_GOAL:_
Skip the pictures. Copy all the rest of the records down exactly.

(Items listed in a dataset)
• • • •

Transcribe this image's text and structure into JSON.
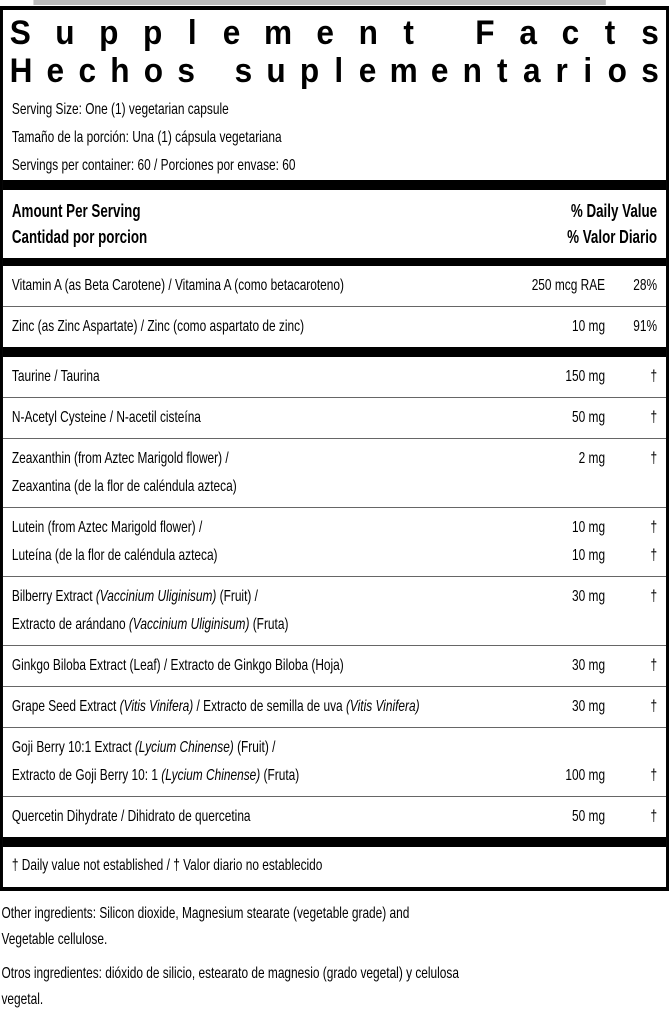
{
  "page": {
    "title_en": "Supplement Facts",
    "title_es": "Hechos suplementarios",
    "serving_info": [
      "Serving Size: One (1) vegetarian capsule",
      "Tamaño de la porción: Una (1) cápsula vegetariana",
      "Servings per container: 60 / Porciones por envase: 60"
    ],
    "column_header": {
      "left_en": "Amount Per Serving",
      "left_es": "Cantidad por porcion",
      "right_en": "% Daily Value",
      "right_es": "% Valor Diario"
    },
    "groups": [
      {
        "rows": [
          {
            "lines": [
              {
                "name": [
                  {
                    "t": "Vitamin A (as Beta Carotene) / Vitamina A (como betacaroteno)"
                  }
                ],
                "amount": "250 mcg RAE",
                "dv": "28%"
              }
            ]
          },
          {
            "lines": [
              {
                "name": [
                  {
                    "t": "Zinc (as Zinc Aspartate) / Zinc (como aspartato de zinc)"
                  }
                ],
                "amount": "10 mg",
                "dv": "91%"
              }
            ]
          }
        ]
      },
      {
        "rows": [
          {
            "lines": [
              {
                "name": [
                  {
                    "t": "Taurine / Taurina"
                  }
                ],
                "amount": "150 mg",
                "dv": "†"
              }
            ]
          },
          {
            "lines": [
              {
                "name": [
                  {
                    "t": "N-Acetyl Cysteine / N-acetil cisteína"
                  }
                ],
                "amount": "50 mg",
                "dv": "†"
              }
            ]
          },
          {
            "lines": [
              {
                "name": [
                  {
                    "t": "Zeaxanthin (from Aztec Marigold flower) /"
                  }
                ],
                "amount": "2 mg",
                "dv": "†"
              },
              {
                "name": [
                  {
                    "t": "Zeaxantina (de la flor de caléndula azteca)"
                  }
                ],
                "amount": "",
                "dv": ""
              }
            ]
          },
          {
            "lines": [
              {
                "name": [
                  {
                    "t": "Lutein (from Aztec Marigold flower) /"
                  }
                ],
                "amount": "10 mg",
                "dv": "†"
              },
              {
                "name": [
                  {
                    "t": "Luteína (de la flor de caléndula azteca)"
                  }
                ],
                "amount": "10 mg",
                "dv": "†"
              }
            ]
          },
          {
            "lines": [
              {
                "name": [
                  {
                    "t": "Bilberry Extract "
                  },
                  {
                    "t": "(Vaccinium Uliginisum)",
                    "i": true
                  },
                  {
                    "t": " (Fruit) /"
                  }
                ],
                "amount": "30 mg",
                "dv": "†"
              },
              {
                "name": [
                  {
                    "t": "Extracto de arándano "
                  },
                  {
                    "t": "(Vaccinium Uliginisum)",
                    "i": true
                  },
                  {
                    "t": " (Fruta)"
                  }
                ],
                "amount": "",
                "dv": ""
              }
            ]
          },
          {
            "lines": [
              {
                "name": [
                  {
                    "t": "Ginkgo Biloba Extract (Leaf) / Extracto de Ginkgo Biloba (Hoja)"
                  }
                ],
                "amount": "30 mg",
                "dv": "†"
              }
            ]
          },
          {
            "lines": [
              {
                "name": [
                  {
                    "t": "Grape Seed Extract "
                  },
                  {
                    "t": "(Vitis Vinifera)",
                    "i": true
                  },
                  {
                    "t": " / Extracto de semilla de uva "
                  },
                  {
                    "t": "(Vitis Vinifera)",
                    "i": true
                  }
                ],
                "amount": "30 mg",
                "dv": "†"
              }
            ]
          },
          {
            "lines": [
              {
                "name": [
                  {
                    "t": "Goji Berry 10:1 Extract "
                  },
                  {
                    "t": "(Lycium Chinense)",
                    "i": true
                  },
                  {
                    "t": " (Fruit) /"
                  }
                ],
                "amount": "",
                "dv": ""
              },
              {
                "name": [
                  {
                    "t": "Extracto de Goji Berry 10: 1 "
                  },
                  {
                    "t": "(Lycium Chinense)",
                    "i": true
                  },
                  {
                    "t": " (Fruta)"
                  }
                ],
                "amount": "100 mg",
                "dv": "†"
              }
            ]
          },
          {
            "lines": [
              {
                "name": [
                  {
                    "t": "Quercetin Dihydrate / Dihidrato de quercetina"
                  }
                ],
                "amount": "50 mg",
                "dv": "†"
              }
            ]
          }
        ]
      }
    ],
    "footnote": "† Daily value not established  / † Valor diario no establecido",
    "other_ingredients": {
      "en_lines": [
        "Other ingredients: Silicon dioxide, Magnesium stearate (vegetable grade) and",
        "Vegetable cellulose."
      ],
      "es_lines": [
        "Otros ingredientes: dióxido de silicio, estearato de magnesio (grado vegetal) y celulosa",
        "vegetal."
      ]
    }
  }
}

• • • •

_ANSWER TO THIS EXERCISE:_
Transcribe this image's text and structure into JSON.
{
  "page": {
    "title_en": "Supplement Facts",
    "title_es": "Hechos suplementarios",
    "serving_info": [
      "Serving Size: One (1) vegetarian capsule",
      "Tamaño de la porción: Una (1) cápsula vegetariana",
      "Servings per container: 60 / Porciones por envase: 60"
    ],
    "column_header": {
      "left_en": "Amount Per Serving",
      "left_es": "Cantidad por porcion",
      "right_en": "% Daily Value",
      "right_es": "% Valor Diario"
    },
    "groups": [
      {
        "rows": [
          {
            "lines": [
              {
                "name": [
                  {
                    "t": "Vitamin A (as Beta Carotene) / Vitamina A (como betacaroteno)"
                  }
                ],
                "amount": "250 mcg RAE",
                "dv": "28%"
              }
            ]
          },
          {
            "lines": [
              {
                "name": [
                  {
                    "t": "Zinc (as Zinc Aspartate) / Zinc (como aspartato de zinc)"
                  }
                ],
                "amount": "10 mg",
                "dv": "91%"
              }
            ]
          }
        ]
      },
      {
        "rows": [
          {
            "lines": [
              {
                "name": [
                  {
                    "t": "Taurine / Taurina"
                  }
                ],
                "amount": "150 mg",
                "dv": "†"
              }
            ]
          },
          {
            "lines": [
              {
                "name": [
                  {
                    "t": "N-Acetyl Cysteine / N-acetil cisteína"
                  }
                ],
                "amount": "50 mg",
                "dv": "†"
              }
            ]
          },
          {
            "lines": [
              {
                "name": [
                  {
                    "t": "Zeaxanthin (from Aztec Marigold flower) /"
                  }
                ],
                "amount": "2 mg",
                "dv": "†"
              },
              {
                "name": [
                  {
                    "t": "Zeaxantina (de la flor de caléndula azteca)"
                  }
                ],
                "amount": "",
                "dv": ""
              }
            ]
          },
          {
            "lines": [
              {
                "name": [
                  {
                    "t": "Lutein (from Aztec Marigold flower) /"
                  }
                ],
                "amount": "10 mg",
                "dv": "†"
              },
              {
                "name": [
                  {
                    "t": "Luteína (de la flor de caléndula azteca)"
                  }
                ],
                "amount": "10 mg",
                "dv": "†"
              }
            ]
          },
          {
            "lines": [
              {
                "name": [
                  {
                    "t": "Bilberry Extract "
                  },
                  {
                    "t": "(Vaccinium Uliginisum)",
                    "i": true
                  },
                  {
                    "t": " (Fruit) /"
                  }
                ],
                "amount": "30 mg",
                "dv": "†"
              },
              {
                "name": [
                  {
                    "t": "Extracto de arándano "
                  },
                  {
                    "t": "(Vaccinium Uliginisum)",
                    "i": true
                  },
                  {
                    "t": " (Fruta)"
                  }
                ],
                "amount": "",
                "dv": ""
              }
            ]
          },
          {
            "lines": [
              {
                "name": [
                  {
                    "t": "Ginkgo Biloba Extract (Leaf) / Extracto de Ginkgo Biloba (Hoja)"
                  }
                ],
                "amount": "30 mg",
                "dv": "†"
              }
            ]
          },
          {
            "lines": [
              {
                "name": [
                  {
                    "t": "Grape Seed Extract "
                  },
                  {
                    "t": "(Vitis Vinifera)",
                    "i": true
                  },
                  {
                    "t": " / Extracto de semilla de uva "
                  },
                  {
                    "t": "(Vitis Vinifera)",
                    "i": true
                  }
                ],
                "amount": "30 mg",
                "dv": "†"
              }
            ]
          },
          {
            "lines": [
              {
                "name": [
                  {
                    "t": "Goji Berry 10:1 Extract "
                  },
                  {
                    "t": "(Lycium Chinense)",
                    "i": true
                  },
                  {
                    "t": " (Fruit) /"
                  }
                ],
                "amount": "",
                "dv": ""
              },
              {
                "name": [
                  {
                    "t": "Extracto de Goji Berry 10: 1 "
                  },
                  {
                    "t": "(Lycium Chinense)",
                    "i": true
                  },
                  {
                    "t": " (Fruta)"
                  }
                ],
                "amount": "100 mg",
                "dv": "†"
              }
            ]
          },
          {
            "lines": [
              {
                "name": [
                  {
                    "t": "Quercetin Dihydrate / Dihidrato de quercetina"
                  }
                ],
                "amount": "50 mg",
                "dv": "†"
              }
            ]
          }
        ]
      }
    ],
    "footnote": "† Daily value not established  / † Valor diario no establecido",
    "other_ingredients": {
      "en_lines": [
        "Other ingredients: Silicon dioxide, Magnesium stearate (vegetable grade) and",
        "Vegetable cellulose."
      ],
      "es_lines": [
        "Otros ingredientes: dióxido de silicio, estearato de magnesio (grado vegetal) y celulosa",
        "vegetal."
      ]
    }
  }
}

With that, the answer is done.